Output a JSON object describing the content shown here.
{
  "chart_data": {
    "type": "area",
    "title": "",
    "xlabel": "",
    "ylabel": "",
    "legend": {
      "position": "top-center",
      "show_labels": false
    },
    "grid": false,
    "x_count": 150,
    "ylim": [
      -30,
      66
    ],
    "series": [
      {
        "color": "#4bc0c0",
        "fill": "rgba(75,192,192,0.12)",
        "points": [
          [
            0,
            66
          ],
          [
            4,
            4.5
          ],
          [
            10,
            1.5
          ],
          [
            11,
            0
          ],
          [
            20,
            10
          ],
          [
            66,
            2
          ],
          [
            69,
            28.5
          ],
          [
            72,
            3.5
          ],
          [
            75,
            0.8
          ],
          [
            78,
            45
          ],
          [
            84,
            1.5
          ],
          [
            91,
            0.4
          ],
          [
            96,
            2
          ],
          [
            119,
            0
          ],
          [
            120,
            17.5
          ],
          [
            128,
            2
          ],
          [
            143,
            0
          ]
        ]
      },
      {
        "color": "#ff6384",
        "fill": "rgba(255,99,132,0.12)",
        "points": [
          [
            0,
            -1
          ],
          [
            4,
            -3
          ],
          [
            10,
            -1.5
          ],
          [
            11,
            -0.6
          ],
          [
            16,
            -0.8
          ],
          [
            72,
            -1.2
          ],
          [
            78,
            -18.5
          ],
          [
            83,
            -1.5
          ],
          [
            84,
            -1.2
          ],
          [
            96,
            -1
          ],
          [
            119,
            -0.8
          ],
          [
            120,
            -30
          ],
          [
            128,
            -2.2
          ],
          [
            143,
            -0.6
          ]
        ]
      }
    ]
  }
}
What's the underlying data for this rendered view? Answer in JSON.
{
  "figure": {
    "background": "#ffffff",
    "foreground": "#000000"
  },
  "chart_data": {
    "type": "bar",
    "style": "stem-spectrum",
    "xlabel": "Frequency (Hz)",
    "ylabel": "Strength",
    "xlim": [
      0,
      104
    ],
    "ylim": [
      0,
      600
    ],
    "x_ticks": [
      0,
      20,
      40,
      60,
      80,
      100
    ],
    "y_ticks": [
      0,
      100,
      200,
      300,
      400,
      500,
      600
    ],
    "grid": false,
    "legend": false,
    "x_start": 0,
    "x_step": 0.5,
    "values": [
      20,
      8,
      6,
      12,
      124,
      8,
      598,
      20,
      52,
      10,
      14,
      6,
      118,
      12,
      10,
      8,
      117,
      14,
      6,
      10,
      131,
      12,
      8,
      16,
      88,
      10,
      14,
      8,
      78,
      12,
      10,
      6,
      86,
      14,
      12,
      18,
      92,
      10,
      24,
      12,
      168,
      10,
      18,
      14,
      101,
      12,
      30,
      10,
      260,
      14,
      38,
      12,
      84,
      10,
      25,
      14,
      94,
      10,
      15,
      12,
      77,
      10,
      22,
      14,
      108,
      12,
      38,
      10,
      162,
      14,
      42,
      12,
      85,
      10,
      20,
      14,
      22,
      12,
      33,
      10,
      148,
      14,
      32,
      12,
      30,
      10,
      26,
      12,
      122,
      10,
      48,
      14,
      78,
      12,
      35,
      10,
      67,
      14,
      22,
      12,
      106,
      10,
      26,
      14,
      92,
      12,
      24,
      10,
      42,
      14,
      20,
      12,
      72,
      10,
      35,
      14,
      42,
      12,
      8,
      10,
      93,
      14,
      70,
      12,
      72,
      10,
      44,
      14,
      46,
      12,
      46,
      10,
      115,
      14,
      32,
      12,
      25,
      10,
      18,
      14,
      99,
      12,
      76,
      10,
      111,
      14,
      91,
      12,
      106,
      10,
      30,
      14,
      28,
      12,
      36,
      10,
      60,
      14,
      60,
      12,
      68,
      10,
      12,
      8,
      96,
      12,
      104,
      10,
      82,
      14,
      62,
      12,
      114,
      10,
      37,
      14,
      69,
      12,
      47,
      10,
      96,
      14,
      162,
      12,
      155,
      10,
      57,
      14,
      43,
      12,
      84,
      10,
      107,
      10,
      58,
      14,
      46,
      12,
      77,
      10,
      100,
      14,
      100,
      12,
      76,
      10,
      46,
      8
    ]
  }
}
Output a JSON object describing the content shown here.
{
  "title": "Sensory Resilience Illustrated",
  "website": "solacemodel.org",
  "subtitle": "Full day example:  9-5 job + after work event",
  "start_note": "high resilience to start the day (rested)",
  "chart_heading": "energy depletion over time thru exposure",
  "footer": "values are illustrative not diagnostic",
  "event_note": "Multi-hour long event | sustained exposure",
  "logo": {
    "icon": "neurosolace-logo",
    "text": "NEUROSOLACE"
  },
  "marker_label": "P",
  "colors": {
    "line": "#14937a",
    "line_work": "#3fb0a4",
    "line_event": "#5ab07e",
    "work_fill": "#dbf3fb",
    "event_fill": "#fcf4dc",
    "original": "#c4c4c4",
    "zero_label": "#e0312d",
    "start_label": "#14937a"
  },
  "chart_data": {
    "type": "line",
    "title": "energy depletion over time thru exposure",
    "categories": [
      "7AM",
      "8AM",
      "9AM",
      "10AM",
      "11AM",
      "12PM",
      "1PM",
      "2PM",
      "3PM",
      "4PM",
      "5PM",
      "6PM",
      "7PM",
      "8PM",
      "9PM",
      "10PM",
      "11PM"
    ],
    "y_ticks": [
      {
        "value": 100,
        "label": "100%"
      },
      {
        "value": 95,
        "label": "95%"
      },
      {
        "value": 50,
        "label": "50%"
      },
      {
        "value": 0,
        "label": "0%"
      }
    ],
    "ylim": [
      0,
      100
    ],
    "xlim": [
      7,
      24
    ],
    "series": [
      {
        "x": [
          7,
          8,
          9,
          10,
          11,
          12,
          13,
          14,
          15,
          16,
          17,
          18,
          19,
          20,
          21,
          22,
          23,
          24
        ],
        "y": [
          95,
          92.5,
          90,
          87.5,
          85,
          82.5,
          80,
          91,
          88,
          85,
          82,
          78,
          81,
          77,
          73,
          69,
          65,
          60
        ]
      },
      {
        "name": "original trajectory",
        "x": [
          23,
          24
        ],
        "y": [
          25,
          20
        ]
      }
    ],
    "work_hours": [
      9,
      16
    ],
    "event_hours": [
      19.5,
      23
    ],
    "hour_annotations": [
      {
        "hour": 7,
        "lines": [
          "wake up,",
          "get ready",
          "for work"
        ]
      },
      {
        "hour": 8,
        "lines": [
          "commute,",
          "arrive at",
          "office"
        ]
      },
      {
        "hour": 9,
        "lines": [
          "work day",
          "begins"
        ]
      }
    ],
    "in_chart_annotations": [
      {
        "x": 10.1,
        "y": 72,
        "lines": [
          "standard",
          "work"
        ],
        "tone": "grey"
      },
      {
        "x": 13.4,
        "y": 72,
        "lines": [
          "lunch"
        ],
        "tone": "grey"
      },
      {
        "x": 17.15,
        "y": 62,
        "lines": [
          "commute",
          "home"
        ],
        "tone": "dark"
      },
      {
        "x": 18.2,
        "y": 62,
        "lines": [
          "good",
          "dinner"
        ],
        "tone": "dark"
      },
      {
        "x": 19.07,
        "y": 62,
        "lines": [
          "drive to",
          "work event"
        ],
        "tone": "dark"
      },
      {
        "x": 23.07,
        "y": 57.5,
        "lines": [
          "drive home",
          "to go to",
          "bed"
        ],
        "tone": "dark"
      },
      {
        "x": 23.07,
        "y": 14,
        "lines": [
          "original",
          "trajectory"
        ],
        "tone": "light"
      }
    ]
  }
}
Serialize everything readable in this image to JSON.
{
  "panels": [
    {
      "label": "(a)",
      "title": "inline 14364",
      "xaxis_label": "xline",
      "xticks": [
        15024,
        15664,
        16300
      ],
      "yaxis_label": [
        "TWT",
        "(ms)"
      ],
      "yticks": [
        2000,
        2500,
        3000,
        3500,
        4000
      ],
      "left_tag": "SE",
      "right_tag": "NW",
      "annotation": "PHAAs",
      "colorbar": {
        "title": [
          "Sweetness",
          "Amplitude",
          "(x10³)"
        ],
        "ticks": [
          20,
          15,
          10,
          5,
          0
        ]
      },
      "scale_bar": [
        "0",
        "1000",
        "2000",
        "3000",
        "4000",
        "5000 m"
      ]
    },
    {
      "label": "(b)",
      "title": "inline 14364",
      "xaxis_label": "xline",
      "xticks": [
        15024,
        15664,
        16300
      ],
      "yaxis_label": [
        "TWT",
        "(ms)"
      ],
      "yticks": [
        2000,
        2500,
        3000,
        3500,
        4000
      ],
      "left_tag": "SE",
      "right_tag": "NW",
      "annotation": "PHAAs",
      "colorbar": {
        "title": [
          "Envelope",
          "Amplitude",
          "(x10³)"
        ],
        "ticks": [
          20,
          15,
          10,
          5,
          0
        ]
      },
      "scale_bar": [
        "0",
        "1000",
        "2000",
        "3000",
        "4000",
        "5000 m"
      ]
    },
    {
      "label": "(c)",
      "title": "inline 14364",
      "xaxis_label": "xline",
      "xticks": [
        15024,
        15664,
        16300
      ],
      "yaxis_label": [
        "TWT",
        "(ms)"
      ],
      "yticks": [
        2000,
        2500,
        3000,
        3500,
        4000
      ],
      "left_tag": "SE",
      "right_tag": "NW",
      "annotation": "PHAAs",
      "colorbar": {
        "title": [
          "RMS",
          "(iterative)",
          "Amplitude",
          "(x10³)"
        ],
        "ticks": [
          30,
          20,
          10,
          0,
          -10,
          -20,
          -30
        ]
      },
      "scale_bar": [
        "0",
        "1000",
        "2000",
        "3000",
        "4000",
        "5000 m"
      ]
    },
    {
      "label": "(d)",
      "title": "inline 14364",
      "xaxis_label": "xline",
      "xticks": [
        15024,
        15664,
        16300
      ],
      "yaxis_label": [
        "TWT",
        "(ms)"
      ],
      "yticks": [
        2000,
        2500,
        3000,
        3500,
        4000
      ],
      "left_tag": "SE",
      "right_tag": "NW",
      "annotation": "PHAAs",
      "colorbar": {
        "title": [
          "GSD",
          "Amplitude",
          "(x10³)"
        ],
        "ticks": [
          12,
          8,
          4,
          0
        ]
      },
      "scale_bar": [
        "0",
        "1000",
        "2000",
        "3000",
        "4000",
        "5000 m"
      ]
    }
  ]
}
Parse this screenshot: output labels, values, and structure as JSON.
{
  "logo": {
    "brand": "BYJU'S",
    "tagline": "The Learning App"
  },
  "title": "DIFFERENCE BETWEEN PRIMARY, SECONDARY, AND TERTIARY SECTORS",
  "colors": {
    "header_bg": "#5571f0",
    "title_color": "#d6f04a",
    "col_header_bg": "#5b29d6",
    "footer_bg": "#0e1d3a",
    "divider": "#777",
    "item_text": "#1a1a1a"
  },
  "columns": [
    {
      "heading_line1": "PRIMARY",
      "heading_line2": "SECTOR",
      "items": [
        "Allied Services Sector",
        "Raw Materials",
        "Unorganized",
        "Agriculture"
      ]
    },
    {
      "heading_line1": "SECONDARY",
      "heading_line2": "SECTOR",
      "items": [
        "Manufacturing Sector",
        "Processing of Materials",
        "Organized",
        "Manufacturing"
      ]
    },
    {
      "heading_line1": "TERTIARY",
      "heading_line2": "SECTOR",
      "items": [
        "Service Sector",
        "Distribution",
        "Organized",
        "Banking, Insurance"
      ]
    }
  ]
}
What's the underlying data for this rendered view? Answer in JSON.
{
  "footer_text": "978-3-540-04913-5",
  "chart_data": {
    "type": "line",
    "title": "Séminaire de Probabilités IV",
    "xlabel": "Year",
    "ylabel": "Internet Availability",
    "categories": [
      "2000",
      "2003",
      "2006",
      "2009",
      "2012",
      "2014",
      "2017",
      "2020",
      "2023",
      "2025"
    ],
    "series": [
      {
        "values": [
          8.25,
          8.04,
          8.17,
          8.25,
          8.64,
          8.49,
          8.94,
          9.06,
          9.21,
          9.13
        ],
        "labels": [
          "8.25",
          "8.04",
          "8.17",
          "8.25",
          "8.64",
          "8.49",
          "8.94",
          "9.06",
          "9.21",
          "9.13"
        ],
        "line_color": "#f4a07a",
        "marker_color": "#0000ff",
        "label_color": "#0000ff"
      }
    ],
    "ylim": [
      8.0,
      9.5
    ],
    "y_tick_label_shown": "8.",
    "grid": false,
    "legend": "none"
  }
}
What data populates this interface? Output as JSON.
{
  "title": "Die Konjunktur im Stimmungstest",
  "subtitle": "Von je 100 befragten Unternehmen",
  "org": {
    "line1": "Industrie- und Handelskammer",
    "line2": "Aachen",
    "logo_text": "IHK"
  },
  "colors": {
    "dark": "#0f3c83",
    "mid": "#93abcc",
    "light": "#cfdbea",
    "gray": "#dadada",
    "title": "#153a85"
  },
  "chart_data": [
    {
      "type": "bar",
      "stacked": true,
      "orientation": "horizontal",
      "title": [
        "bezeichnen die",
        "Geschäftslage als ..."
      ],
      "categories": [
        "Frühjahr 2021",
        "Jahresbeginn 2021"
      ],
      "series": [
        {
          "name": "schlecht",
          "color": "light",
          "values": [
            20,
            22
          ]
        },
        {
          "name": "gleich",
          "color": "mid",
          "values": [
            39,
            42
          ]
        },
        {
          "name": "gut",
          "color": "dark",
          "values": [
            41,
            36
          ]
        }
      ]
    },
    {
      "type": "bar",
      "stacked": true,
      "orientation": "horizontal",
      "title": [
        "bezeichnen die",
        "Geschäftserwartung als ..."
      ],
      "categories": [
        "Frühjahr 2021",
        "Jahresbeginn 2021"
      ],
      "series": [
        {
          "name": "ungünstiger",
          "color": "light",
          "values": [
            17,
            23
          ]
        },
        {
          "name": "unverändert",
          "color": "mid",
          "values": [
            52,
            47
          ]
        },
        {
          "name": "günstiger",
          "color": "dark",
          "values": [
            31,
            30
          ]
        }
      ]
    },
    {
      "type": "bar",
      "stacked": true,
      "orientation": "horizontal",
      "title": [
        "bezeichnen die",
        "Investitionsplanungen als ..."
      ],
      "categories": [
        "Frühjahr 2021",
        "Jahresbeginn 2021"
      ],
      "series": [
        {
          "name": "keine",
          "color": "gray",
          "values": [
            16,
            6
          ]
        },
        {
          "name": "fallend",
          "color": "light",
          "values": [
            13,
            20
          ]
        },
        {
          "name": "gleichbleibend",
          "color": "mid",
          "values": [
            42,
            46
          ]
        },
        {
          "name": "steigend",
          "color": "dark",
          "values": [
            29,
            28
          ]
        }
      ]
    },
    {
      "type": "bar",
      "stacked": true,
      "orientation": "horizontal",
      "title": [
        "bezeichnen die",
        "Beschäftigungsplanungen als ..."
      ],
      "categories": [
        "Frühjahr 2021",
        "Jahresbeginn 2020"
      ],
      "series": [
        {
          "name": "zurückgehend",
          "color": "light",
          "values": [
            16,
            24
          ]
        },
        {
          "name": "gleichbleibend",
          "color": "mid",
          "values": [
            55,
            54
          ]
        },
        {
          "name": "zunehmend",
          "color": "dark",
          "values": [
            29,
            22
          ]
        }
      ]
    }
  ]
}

────

# Prompt:
Keep only those lines of the records that hold "ylabel", and return them.

# Task answer:
    "ylabel": "",
    "ylabel": "Strength",
    "ylabel": "Internet Availability",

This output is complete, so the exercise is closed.